5 Haziran 2014 Perşembe

MELANKOLİKLER YOLUNDAN VICENTE CALDERON’A

Bazen kaybetmek, kazanmaktır aslında. Düştüğünde tekrar ayağa kalkmak, gidenlerin ardından yas tutmamak... Hayır, konu aşk ve giden bir sevgili değil. Uzakta, İspanya rüzgarlarında, giden bir değil bir çok sevgiliye rağmen bugün hep bir ağızdan şampiyonluk şarkısı söylemeye hazırlanan bir kulübün hikayesi...


Yıl 2011, aylardan Ağustos. Madrid’in sıcağı tıpkı Ankara sıcağına benzer. Kuru, insanı bunaltan cinsten. Spor muhabirleri toplanmış, Madrid şehrinin ikinci takımı Atletico Madrid’in yeni transferini dinliyor. Çocuk henüz 24 yaşında. Genç yaşına aldırmadan söylediği sözler, gazetecilerin hafif dalga geçerek gülümsemesine neden oluyor:
“Çok çalışırsak Real Madrid ve Barcelona’yı geçebileceğimize inanıyorum.”
O gün gülen gazeteciler, çok değil üç yıl sonra o sözlerin sahibi genci manşetlere “Sihirbaz” diye taşıyıp, hakkında “Arda Turan - Bayrampaşalı Dahi” diye bir kitap yazacaktılar.

Verilen liste |

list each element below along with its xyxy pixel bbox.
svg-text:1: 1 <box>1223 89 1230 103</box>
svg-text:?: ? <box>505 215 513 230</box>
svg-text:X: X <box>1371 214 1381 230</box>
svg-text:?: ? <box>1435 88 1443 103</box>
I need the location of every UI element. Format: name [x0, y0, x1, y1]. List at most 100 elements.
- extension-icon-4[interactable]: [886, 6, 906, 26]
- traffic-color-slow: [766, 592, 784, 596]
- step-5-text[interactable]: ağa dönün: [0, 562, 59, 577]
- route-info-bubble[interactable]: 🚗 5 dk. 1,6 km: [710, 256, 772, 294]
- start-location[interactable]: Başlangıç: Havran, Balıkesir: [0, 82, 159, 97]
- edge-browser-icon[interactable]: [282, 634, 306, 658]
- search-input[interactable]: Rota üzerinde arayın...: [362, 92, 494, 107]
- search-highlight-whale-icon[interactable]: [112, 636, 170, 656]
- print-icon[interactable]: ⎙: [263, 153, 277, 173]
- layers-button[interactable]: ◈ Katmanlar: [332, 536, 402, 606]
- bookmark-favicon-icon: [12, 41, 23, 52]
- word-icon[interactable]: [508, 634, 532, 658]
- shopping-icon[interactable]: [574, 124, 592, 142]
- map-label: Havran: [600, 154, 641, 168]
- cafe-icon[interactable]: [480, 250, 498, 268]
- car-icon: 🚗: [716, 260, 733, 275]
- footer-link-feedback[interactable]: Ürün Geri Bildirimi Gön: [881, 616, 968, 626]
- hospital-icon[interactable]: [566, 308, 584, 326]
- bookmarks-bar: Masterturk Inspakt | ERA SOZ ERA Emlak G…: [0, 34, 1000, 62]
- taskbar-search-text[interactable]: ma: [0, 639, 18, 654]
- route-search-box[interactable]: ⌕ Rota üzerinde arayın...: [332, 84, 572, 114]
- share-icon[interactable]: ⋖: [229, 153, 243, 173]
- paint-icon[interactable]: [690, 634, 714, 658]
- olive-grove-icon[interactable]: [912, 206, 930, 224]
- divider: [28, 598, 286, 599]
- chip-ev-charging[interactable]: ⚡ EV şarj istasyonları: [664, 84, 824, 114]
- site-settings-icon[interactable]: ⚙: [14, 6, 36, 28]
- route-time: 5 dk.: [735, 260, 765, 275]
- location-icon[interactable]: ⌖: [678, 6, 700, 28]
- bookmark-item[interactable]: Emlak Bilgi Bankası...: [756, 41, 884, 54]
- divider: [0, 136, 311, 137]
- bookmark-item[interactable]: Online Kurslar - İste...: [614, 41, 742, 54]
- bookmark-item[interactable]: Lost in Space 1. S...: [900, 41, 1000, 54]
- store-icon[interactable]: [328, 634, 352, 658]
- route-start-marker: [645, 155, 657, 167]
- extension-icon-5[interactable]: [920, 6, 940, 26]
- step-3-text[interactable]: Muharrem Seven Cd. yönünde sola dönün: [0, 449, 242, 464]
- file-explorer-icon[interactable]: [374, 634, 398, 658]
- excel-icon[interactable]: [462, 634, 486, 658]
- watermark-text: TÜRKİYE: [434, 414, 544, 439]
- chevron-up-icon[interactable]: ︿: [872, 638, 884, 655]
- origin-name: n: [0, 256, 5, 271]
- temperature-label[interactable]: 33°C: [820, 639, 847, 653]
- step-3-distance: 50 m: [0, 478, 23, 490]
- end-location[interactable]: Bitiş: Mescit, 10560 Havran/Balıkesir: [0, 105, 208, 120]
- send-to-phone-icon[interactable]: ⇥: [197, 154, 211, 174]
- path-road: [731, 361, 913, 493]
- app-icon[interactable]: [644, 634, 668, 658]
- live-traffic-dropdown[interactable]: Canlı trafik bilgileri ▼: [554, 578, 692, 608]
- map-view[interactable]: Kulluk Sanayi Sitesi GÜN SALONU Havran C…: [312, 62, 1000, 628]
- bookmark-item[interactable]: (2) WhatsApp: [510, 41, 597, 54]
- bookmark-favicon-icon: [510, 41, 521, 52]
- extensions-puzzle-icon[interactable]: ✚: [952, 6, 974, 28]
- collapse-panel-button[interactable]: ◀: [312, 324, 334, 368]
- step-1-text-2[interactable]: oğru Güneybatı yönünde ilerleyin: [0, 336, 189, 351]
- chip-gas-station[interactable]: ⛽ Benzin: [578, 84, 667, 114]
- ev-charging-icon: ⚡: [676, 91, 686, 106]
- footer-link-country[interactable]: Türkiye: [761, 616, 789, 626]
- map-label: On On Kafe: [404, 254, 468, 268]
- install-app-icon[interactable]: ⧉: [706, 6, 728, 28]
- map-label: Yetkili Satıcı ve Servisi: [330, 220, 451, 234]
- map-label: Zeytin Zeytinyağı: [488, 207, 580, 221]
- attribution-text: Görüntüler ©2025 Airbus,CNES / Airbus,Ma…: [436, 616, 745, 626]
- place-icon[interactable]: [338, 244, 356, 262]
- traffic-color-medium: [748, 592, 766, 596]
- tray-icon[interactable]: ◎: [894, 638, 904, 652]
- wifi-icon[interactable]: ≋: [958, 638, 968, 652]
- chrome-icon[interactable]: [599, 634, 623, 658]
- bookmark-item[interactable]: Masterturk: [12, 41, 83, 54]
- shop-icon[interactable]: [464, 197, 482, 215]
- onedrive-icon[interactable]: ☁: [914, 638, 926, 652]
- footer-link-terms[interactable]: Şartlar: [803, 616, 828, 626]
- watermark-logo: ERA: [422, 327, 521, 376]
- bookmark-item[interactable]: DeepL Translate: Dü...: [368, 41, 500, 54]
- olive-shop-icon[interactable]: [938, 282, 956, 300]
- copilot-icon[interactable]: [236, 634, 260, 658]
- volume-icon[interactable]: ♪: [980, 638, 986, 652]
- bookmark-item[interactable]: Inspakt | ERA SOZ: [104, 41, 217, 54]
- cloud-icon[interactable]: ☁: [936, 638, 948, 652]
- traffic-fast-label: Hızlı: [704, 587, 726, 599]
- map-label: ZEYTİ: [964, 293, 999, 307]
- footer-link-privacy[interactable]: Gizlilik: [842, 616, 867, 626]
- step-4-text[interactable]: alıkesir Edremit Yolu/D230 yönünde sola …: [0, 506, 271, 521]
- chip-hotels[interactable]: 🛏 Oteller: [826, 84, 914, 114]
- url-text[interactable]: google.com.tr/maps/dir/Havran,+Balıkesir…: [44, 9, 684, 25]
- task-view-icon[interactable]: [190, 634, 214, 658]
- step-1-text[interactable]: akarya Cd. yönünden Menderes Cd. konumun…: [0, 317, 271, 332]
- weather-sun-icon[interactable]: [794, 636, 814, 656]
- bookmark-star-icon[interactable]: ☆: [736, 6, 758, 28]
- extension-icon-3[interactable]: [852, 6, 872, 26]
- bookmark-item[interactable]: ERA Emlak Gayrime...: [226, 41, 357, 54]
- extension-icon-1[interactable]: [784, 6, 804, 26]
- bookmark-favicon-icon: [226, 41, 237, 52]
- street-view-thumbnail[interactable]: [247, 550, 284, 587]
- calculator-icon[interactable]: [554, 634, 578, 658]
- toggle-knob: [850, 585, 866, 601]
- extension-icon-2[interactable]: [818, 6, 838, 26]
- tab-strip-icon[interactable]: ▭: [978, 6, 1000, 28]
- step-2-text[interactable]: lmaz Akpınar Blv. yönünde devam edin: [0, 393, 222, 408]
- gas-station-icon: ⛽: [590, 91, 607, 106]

Yapacağınız iş | Atletico Madrid ve Arda Turan'ı anlatan yazıyı kaldığı yerden sürdürebilir misiniz?

Beklenen yanıt |
Yıl 1999, aylardan Kasım. Atletico Madrid İspanya ligi La Liga’da küme düşmemeye oynuyordu. UEFA Kupası’nda Galatasaray Bologna’yı elerken, onlar da Wolfsburg’u kupanın dışına itmişti. Sonrası malum, Galatasaray Borussia Dortmund engelini geçerken, Atletico Madrid Lens’e elenmişti. Hem de çok tanıdık bir ismin golleri ile, Pascal Nouma. Avrupa yoluna da veda eden takımda işler kötüye gitmeye devam ediyordu.

Kulübü 1987’den beri Jesus Gil yönetiyordu. Aslında İspanya için bu isim Atletico Madrid’den fazlasını ifade ediyor. Gil inşaat işi ile ilgili yolsuzluktan hapse girmiş, 1971’de serbest kalmış ve bizzat General Franco tarafından kendisinden özür dilenmişti. 80’lerin başında hem eski işi inşaata geri dönüp sonradan belediye başkanı da seçileceği Marbella’yı baştan aşağı yenilemeye başlamıştı; hem de yakın arkadaşı Vicente Calderon sayesinde Atletico Madrid kulübüne üye olmuştu. Futbolun getirdiği ünün kısa sürede farkına varan bu adam, daha fazlasını hedefleyip başkanlık koltuğuna oturmak için çok beklemedi. İlk iş kulübün efsane ismi Luis Aragones’in yerine, Arjantin’i 1978′de Dünya Kupası’nda zirveye taşıyan Cesar Luis Menotti’yi takımın başına getirdi. Aslında bu sadece başlangıçtı. Jesus Gil canı sıkıldıkça teknik direktör ve futbolcu değiştirmeye devam edecekti. 17 yıl süren başkanlığı döneminde 39 teknik direktör, 141 futbolcu transfer etti.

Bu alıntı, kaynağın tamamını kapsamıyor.